Copy out all of the data below with no alterations.

◆ ◆ ◆ ◆

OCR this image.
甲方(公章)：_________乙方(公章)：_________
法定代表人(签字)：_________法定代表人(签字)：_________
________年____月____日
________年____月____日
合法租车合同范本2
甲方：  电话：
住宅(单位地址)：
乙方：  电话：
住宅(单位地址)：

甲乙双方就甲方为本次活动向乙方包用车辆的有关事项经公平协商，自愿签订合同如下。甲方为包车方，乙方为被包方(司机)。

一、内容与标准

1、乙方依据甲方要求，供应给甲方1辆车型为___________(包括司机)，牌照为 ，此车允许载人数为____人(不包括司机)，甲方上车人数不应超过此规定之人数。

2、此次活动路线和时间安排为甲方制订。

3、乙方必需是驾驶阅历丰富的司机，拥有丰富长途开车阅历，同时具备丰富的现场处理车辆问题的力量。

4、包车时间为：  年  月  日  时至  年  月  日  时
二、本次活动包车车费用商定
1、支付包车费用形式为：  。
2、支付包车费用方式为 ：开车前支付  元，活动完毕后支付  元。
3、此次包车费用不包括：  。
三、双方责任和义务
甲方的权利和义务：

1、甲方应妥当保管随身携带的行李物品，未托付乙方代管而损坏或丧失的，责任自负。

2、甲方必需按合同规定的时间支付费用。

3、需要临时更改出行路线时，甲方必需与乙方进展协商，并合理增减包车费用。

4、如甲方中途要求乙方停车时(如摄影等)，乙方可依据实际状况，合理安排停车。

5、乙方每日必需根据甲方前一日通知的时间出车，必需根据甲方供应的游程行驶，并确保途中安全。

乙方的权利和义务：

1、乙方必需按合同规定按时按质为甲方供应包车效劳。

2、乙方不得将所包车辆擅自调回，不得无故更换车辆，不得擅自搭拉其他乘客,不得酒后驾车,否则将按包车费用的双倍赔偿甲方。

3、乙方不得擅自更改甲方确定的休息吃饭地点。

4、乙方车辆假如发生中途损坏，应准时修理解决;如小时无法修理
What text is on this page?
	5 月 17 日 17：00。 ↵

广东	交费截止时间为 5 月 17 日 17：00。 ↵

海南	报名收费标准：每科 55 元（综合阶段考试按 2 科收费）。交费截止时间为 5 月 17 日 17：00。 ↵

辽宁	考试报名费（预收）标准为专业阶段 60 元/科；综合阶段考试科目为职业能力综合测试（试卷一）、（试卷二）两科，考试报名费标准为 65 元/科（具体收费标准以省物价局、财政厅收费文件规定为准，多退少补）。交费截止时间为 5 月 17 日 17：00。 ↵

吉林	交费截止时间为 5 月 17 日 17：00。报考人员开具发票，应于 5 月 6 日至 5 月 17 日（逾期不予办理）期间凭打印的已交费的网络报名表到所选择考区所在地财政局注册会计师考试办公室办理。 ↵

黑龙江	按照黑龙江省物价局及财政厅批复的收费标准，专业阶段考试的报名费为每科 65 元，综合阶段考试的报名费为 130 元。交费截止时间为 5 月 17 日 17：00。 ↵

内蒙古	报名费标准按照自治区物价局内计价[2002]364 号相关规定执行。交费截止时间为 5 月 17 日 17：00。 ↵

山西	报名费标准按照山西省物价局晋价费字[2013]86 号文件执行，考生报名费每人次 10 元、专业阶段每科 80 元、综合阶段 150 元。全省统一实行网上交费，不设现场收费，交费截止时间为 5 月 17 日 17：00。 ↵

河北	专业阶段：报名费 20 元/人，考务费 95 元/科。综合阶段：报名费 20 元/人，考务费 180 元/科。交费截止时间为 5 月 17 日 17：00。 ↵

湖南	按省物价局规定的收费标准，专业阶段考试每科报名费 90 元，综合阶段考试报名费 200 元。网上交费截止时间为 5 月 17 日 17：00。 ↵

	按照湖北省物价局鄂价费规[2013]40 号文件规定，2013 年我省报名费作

◆ ◆ ◆ ◆

* _EXPECTED OUTPUT_:
OCR this image.
甲方(公章)：_________乙方(公章)：_________
法定代表人(签字)：_________法定代表人(签字)：_________
________年____月____日
________年____月____日
合法租车合同范本2
甲方：  电话：
住宅(单位地址)：
乙方：  电话：
住宅(单位地址)：

甲乙双方就甲方为本次活动向乙方包用车辆的有关事项经公平协商，自愿签订合同如下。甲方为包车方，乙方为被包方(司机)。

一、内容与标准

1、乙方依据甲方要求，供应给甲方1辆车型为___________(包括司机)，牌照为 ，此车允许载人数为____人(不包括司机)，甲方上车人数不应超过此规定之人数。

2、此次活动路线和时间安排为甲方制订。

3、乙方必需是驾驶阅历丰富的司机，拥有丰富长途开车阅历，同时具备丰富的现场处理车辆问题的力量。

4、包车时间为：  年  月  日  时至  年  月  日  时
二、本次活动包车车费用商定
1、支付包车费用形式为：  。
2、支付包车费用方式为 ：开车前支付  元，活动完毕后支付  元。
3、此次包车费用不包括：  。
三、双方责任和义务
甲方的权利和义务：

1、甲方应妥当保管随身携带的行李物品，未托付乙方代管而损坏或丧失的，责任自负。

2、甲方必需按合同规定的时间支付费用。

3、需要临时更改出行路线时，甲方必需与乙方进展协商，并合理增减包车费用。

4、如甲方中途要求乙方停车时(如摄影等)，乙方可依据实际状况，合理安排停车。

5、乙方每日必需根据甲方前一日通知的时间出车，必需根据甲方供应的游程行驶，并确保途中安全。

乙方的权利和义务：

1、乙方必需按合同规定按时按质为甲方供应包车效劳。

2、乙方不得将所包车辆擅自调回，不得无故更换车辆，不得擅自搭拉其他乘客,不得酒后驾车,否则将按包车费用的双倍赔偿甲方。

3、乙方不得擅自更改甲方确定的休息吃饭地点。

4、乙方车辆假如发生中途损坏，应准时修理解决;如小时无法修理
What text is on this page?
	5 月 17 日 17：00。 ↵

广东	交费截止时间为 5 月 17 日 17：00。 ↵

海南	报名收费标准：每科 55 元（综合阶段考试按 2 科收费）。交费截止时间为 5 月 17 日 17：00。 ↵

辽宁	考试报名费（预收）标准为专业阶段 60 元/科；综合阶段考试科目为职业能力综合测试（试卷一）、（试卷二）两科，考试报名费标准为 65 元/科（具体收费标准以省物价局、财政厅收费文件规定为准，多退少补）。交费截止时间为 5 月 17 日 17：00。 ↵

吉林	交费截止时间为 5 月 17 日 17：00。报考人员开具发票，应于 5 月 6 日至 5 月 17 日（逾期不予办理）期间凭打印的已交费的网络报名表到所选择考区所在地财政局注册会计师考试办公室办理。 ↵

黑龙江	按照黑龙江省物价局及财政厅批复的收费标准，专业阶段考试的报名费为每科 65 元，综合阶段考试的报名费为 130 元。交费截止时间为 5 月 17 日 17：00。 ↵

内蒙古	报名费标准按照自治区物价局内计价[2002]364 号相关规定执行。交费截止时间为 5 月 17 日 17：00。 ↵

山西	报名费标准按照山西省物价局晋价费字[2013]86 号文件执行，考生报名费每人次 10 元、专业阶段每科 80 元、综合阶段 150 元。全省统一实行网上交费，不设现场收费，交费截止时间为 5 月 17 日 17：00。 ↵

河北	专业阶段：报名费 20 元/人，考务费 95 元/科。综合阶段：报名费 20 元/人，考务费 180 元/科。交费截止时间为 5 月 17 日 17：00。 ↵

湖南	按省物价局规定的收费标准，专业阶段考试每科报名费 90 元，综合阶段考试报名费 200 元。网上交费截止时间为 5 月 17 日 17：00。 ↵

	按照湖北省物价局鄂价费规[2013]40 号文件规定，2013 年我省报名费作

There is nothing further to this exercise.